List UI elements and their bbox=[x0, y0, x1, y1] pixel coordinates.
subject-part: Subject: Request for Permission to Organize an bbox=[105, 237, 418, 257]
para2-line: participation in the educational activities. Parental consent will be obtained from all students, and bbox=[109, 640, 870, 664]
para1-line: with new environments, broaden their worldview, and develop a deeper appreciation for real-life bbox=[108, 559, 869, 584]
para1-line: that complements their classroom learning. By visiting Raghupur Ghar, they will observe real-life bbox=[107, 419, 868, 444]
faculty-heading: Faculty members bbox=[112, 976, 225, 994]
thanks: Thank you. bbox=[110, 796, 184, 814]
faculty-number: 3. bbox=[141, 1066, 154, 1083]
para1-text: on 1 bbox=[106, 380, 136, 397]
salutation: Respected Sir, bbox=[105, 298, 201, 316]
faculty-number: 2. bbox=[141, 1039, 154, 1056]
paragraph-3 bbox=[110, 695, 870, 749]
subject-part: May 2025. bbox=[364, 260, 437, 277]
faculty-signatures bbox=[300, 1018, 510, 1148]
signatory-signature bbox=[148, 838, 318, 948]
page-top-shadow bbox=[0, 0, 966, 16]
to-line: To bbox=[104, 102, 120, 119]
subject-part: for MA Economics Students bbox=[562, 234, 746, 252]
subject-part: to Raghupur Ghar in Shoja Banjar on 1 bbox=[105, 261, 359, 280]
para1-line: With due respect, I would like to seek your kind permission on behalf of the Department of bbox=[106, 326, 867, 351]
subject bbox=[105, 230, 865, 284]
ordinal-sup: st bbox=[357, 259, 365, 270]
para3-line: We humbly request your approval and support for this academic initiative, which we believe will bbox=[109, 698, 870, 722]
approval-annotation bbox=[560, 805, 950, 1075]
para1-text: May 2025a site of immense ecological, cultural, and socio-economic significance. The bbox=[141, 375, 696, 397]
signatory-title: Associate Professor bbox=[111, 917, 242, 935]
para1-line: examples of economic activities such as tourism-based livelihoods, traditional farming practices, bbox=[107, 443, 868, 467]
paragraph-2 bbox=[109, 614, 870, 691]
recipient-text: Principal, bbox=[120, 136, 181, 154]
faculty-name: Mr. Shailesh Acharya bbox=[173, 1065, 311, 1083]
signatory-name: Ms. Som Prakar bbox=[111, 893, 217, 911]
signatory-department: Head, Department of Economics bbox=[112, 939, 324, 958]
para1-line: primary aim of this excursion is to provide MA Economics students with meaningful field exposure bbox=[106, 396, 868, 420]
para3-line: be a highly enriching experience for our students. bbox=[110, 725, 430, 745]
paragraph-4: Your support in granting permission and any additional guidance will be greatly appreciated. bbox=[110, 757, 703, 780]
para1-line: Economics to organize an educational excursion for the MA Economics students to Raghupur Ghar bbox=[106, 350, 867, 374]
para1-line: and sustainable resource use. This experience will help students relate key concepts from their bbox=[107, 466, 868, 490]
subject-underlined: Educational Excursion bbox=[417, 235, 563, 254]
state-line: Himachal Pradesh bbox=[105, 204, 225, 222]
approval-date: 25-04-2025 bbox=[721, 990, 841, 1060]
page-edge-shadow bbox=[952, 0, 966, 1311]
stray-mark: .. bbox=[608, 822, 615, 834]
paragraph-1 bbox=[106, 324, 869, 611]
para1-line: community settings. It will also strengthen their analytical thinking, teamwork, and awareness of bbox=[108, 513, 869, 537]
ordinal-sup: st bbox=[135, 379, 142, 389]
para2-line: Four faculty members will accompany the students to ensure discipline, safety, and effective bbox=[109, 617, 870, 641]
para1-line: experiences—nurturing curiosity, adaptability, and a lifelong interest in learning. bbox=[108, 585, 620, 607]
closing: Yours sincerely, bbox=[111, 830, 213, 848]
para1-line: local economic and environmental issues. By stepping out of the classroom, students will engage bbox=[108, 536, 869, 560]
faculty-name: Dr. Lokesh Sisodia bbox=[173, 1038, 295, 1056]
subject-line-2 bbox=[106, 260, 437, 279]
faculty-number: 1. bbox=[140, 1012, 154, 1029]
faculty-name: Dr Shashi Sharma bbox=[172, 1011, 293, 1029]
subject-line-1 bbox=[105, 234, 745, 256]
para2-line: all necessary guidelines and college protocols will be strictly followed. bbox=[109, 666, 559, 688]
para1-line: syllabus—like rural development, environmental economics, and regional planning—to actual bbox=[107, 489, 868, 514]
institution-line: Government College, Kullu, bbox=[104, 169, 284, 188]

....................

#### Requirement
Reproduce the whole listing above word for word, keeping every line in its order.

#### Correct response
List UI elements and their bbox=[x0, y0, x1, y1] pixel coordinates.
subject-part: Subject: Request for Permission to Organize an bbox=[105, 237, 418, 257]
para2-line: participation in the educational activities. Parental consent will be obtained from all students, and bbox=[109, 640, 870, 664]
para1-line: with new environments, broaden their worldview, and develop a deeper appreciation for real-life bbox=[108, 559, 869, 584]
para1-line: that complements their classroom learning. By visiting Raghupur Ghar, they will observe real-life bbox=[107, 419, 868, 444]
faculty-heading: Faculty members bbox=[112, 976, 225, 994]
thanks: Thank you. bbox=[110, 796, 184, 814]
faculty-number: 3. bbox=[141, 1066, 154, 1083]
para1-text: on 1 bbox=[106, 380, 136, 397]
salutation: Respected Sir, bbox=[105, 298, 201, 316]
faculty-number: 2. bbox=[141, 1039, 154, 1056]
paragraph-3 bbox=[110, 695, 870, 749]
subject-part: May 2025. bbox=[364, 260, 437, 277]
faculty-signatures bbox=[300, 1018, 510, 1148]
signatory-signature bbox=[148, 838, 318, 948]
page-top-shadow bbox=[0, 0, 966, 16]
to-line: To bbox=[104, 102, 120, 119]
subject-part: for MA Economics Students bbox=[562, 234, 746, 252]
subject-part: to Raghupur Ghar in Shoja Banjar on 1 bbox=[105, 261, 359, 280]
para1-line: With due respect, I would like to seek your kind permission on behalf of the Department of bbox=[106, 326, 867, 351]
subject bbox=[105, 230, 865, 284]
ordinal-sup: st bbox=[357, 259, 365, 270]
para3-line: We humbly request your approval and support for this academic initiative, which we believe will bbox=[109, 698, 870, 722]
approval-annotation bbox=[560, 805, 950, 1075]
para1-text: May 2025a site of immense ecological, cultural, and socio-economic significance. The bbox=[141, 375, 696, 397]
signatory-title: Associate Professor bbox=[111, 917, 242, 935]
para1-line: examples of economic activities such as tourism-based livelihoods, traditional farming practices, bbox=[107, 443, 868, 467]
paragraph-2 bbox=[109, 614, 870, 691]
recipient-text: Principal, bbox=[120, 136, 181, 154]
faculty-name: Mr. Shailesh Acharya bbox=[173, 1065, 311, 1083]
signatory-name: Ms. Som Prakar bbox=[111, 893, 217, 911]
signatory-department: Head, Department of Economics bbox=[112, 939, 324, 958]
para1-line: primary aim of this excursion is to provide MA Economics students with meaningful field exposure bbox=[106, 396, 868, 420]
para3-line: be a highly enriching experience for our students. bbox=[110, 725, 430, 745]
paragraph-4: Your support in granting permission and any additional guidance will be greatly appreciated. bbox=[110, 757, 703, 780]
para1-line: Economics to organize an educational excursion for the MA Economics students to Raghupur Ghar bbox=[106, 350, 867, 374]
para1-line: and sustainable resource use. This experience will help students relate key concepts from their bbox=[107, 466, 868, 490]
subject-underlined: Educational Excursion bbox=[417, 235, 563, 254]
state-line: Himachal Pradesh bbox=[105, 204, 225, 222]
approval-date: 25-04-2025 bbox=[721, 990, 841, 1060]
page-edge-shadow bbox=[952, 0, 966, 1311]
stray-mark: .. bbox=[608, 822, 615, 834]
paragraph-1 bbox=[106, 324, 869, 611]
para1-line: community settings. It will also strengthen their analytical thinking, teamwork, and awareness of bbox=[108, 513, 869, 537]
ordinal-sup: st bbox=[135, 379, 142, 389]
para2-line: Four faculty members will accompany the students to ensure discipline, safety, and effective bbox=[109, 617, 870, 641]
para1-line: experiences—nurturing curiosity, adaptability, and a lifelong interest in learning. bbox=[108, 585, 620, 607]
closing: Yours sincerely, bbox=[111, 830, 213, 848]
para1-line: local economic and environmental issues. By stepping out of the classroom, students will engage bbox=[108, 536, 869, 560]
faculty-name: Dr. Lokesh Sisodia bbox=[173, 1038, 295, 1056]
subject-line-2 bbox=[106, 260, 437, 279]
faculty-number: 1. bbox=[140, 1012, 154, 1029]
faculty-name: Dr Shashi Sharma bbox=[172, 1011, 293, 1029]
subject-line-1 bbox=[105, 234, 745, 256]
para2-line: all necessary guidelines and college protocols will be strictly followed. bbox=[109, 666, 559, 688]
para1-line: syllabus—like rural development, environmental economics, and regional planning—to actual bbox=[107, 489, 868, 514]
institution-line: Government College, Kullu, bbox=[104, 169, 284, 188]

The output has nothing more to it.